─── EXCERPTED DATA

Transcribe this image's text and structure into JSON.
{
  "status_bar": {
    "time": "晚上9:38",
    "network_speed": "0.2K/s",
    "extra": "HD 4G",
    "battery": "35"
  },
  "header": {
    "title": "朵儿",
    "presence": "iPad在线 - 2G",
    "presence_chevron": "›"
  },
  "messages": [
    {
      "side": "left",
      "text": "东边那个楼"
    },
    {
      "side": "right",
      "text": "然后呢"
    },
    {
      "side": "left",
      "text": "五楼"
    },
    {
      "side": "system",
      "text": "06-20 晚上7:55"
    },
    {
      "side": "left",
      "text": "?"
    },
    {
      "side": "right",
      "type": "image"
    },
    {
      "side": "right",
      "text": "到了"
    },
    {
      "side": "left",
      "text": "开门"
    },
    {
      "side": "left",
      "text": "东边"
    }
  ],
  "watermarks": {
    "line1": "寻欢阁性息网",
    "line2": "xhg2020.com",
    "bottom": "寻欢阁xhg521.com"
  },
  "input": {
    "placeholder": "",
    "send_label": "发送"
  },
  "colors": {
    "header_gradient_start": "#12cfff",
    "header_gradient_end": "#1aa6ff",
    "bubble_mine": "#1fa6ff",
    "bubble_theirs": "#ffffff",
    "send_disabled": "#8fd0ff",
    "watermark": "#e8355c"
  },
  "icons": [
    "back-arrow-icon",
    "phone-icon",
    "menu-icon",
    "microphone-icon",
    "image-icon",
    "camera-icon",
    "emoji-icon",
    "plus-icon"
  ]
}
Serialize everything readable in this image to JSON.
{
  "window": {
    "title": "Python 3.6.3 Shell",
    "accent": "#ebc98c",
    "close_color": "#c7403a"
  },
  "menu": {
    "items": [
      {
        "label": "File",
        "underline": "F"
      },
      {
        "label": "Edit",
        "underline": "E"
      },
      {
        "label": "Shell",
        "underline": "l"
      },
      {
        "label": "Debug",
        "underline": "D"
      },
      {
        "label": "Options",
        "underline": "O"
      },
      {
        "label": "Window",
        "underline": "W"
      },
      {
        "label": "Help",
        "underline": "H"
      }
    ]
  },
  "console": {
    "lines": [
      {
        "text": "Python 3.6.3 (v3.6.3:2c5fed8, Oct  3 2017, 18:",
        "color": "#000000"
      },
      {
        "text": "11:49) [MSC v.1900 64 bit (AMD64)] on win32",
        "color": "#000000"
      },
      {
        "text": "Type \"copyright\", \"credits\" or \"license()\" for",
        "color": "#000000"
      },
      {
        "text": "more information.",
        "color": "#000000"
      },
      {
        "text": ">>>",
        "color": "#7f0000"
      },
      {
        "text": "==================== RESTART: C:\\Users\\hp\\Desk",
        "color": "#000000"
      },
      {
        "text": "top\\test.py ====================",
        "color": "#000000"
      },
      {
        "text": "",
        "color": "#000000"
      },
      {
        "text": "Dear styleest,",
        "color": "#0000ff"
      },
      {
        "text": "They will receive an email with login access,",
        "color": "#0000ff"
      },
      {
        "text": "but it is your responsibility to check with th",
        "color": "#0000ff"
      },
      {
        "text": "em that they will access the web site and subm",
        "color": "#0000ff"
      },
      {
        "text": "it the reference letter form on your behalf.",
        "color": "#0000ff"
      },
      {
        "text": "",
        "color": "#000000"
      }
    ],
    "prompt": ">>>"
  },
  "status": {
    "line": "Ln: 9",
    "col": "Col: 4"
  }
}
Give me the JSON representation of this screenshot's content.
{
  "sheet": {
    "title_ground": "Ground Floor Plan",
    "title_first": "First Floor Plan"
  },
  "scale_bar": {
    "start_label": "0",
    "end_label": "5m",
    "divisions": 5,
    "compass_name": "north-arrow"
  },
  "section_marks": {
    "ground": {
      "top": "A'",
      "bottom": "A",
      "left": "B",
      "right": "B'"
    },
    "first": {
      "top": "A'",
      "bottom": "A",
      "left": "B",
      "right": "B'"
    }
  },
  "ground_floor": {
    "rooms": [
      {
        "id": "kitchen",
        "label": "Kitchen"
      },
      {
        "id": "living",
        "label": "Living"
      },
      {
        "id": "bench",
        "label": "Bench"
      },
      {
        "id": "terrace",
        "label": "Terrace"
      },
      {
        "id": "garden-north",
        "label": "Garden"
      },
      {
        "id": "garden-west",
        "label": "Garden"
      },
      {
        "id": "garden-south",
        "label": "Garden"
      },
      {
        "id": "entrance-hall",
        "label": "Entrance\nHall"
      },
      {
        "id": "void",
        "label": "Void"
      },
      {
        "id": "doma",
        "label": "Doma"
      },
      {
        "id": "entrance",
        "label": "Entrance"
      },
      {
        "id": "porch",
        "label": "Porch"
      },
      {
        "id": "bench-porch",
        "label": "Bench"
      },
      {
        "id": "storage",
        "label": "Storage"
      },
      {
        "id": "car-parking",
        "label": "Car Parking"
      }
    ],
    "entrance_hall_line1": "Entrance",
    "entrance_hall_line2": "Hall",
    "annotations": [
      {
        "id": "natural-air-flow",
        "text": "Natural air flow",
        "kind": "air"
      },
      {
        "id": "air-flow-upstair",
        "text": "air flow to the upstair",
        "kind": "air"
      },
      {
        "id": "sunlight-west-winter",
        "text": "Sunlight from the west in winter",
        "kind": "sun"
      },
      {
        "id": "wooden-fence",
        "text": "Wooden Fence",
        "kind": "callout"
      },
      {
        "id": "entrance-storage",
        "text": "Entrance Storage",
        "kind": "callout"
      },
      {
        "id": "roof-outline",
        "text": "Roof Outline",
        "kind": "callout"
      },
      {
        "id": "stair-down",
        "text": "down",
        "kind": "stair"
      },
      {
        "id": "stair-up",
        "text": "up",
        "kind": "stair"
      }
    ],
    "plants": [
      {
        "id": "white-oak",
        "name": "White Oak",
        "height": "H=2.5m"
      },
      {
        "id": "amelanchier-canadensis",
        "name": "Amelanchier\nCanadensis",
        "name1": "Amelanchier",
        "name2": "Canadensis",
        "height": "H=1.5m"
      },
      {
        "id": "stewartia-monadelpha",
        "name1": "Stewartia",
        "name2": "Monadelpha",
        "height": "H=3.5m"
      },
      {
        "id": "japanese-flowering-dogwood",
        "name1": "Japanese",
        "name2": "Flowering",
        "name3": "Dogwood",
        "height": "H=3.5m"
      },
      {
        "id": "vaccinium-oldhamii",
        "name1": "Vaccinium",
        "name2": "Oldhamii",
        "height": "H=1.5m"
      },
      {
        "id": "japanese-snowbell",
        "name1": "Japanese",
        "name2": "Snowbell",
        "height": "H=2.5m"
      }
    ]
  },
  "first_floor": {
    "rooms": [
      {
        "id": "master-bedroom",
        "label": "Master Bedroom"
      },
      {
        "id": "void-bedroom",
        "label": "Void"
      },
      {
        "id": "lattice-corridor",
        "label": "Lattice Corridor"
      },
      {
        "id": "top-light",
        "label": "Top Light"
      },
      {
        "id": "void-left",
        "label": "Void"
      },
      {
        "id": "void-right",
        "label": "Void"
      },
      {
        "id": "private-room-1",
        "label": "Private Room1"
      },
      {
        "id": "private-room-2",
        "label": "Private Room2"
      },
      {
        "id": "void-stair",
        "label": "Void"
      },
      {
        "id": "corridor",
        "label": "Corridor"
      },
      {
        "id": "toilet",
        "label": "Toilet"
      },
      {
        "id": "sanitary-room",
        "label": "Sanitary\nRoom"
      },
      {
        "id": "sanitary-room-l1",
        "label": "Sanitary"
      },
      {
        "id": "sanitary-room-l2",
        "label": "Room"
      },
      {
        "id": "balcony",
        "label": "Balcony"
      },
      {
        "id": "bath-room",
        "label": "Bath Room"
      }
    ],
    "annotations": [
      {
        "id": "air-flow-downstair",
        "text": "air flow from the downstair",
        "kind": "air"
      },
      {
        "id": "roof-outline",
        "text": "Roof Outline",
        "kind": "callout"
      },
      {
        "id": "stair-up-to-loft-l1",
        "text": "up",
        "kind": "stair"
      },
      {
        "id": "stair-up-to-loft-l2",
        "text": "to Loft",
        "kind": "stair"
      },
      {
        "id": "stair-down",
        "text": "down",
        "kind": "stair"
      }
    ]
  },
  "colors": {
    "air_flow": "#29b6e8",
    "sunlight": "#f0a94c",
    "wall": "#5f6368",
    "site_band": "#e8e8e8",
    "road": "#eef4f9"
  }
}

──────

• CHALLENGE
Write out every line of the entries that holds the word "this".

• RESULT OF THE EXERCISE
Transcribe this image's text and structure into JSON.
Serialize everything readable in this image to JSON.
Give me the JSON representation of this screenshot's content.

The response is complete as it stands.